--- The exercise ---
Write the data out again in full, with no departure from the original.

··· Task input ···

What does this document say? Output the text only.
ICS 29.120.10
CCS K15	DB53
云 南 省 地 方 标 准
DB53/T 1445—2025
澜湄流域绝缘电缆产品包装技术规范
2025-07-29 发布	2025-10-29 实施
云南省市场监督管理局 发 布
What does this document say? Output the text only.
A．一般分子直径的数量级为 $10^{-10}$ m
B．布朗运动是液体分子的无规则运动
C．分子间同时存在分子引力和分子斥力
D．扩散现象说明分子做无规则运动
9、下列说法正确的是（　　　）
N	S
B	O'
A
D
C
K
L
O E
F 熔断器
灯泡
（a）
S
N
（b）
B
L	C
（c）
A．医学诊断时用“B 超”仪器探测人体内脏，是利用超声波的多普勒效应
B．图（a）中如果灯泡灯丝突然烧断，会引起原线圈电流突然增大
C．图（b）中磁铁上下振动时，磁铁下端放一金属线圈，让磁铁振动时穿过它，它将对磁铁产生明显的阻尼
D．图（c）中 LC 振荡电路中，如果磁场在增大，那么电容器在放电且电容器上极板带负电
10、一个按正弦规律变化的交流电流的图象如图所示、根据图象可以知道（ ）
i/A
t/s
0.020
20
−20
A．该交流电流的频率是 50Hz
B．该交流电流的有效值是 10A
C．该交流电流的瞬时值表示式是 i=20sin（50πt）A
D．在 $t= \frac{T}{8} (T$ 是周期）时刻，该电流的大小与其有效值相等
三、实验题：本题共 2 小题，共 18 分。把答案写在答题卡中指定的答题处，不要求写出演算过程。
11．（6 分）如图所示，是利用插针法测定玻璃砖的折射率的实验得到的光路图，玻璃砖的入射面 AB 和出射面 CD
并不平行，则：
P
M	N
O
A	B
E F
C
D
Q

···

--- Response to this task ---
What does this document say? Output the text only.
ICS 29.120.10
CCS K15	DB53
云 南 省 地 方 标 准
DB53/T 1445—2025
澜湄流域绝缘电缆产品包装技术规范
2025-07-29 发布	2025-10-29 实施
云南省市场监督管理局 发 布
What does this document say? Output the text only.
A．一般分子直径的数量级为 $10^{-10}$ m
B．布朗运动是液体分子的无规则运动
C．分子间同时存在分子引力和分子斥力
D．扩散现象说明分子做无规则运动
9、下列说法正确的是（　　　）
N	S
B	O'
A
D
C
K
L
O E
F 熔断器
灯泡
（a）
S
N
（b）
B
L	C
（c）
A．医学诊断时用“B 超”仪器探测人体内脏，是利用超声波的多普勒效应
B．图（a）中如果灯泡灯丝突然烧断，会引起原线圈电流突然增大
C．图（b）中磁铁上下振动时，磁铁下端放一金属线圈，让磁铁振动时穿过它，它将对磁铁产生明显的阻尼
D．图（c）中 LC 振荡电路中，如果磁场在增大，那么电容器在放电且电容器上极板带负电
10、一个按正弦规律变化的交流电流的图象如图所示、根据图象可以知道（ ）
i/A
t/s
0.020
20
−20
A．该交流电流的频率是 50Hz
B．该交流电流的有效值是 10A
C．该交流电流的瞬时值表示式是 i=20sin（50πt）A
D．在 $t= \frac{T}{8} (T$ 是周期）时刻，该电流的大小与其有效值相等
三、实验题：本题共 2 小题，共 18 分。把答案写在答题卡中指定的答题处，不要求写出演算过程。
11．（6 分）如图所示，是利用插针法测定玻璃砖的折射率的实验得到的光路图，玻璃砖的入射面 AB 和出射面 CD
并不平行，则：
P
M	N
O
A	B
E F
C
D
Q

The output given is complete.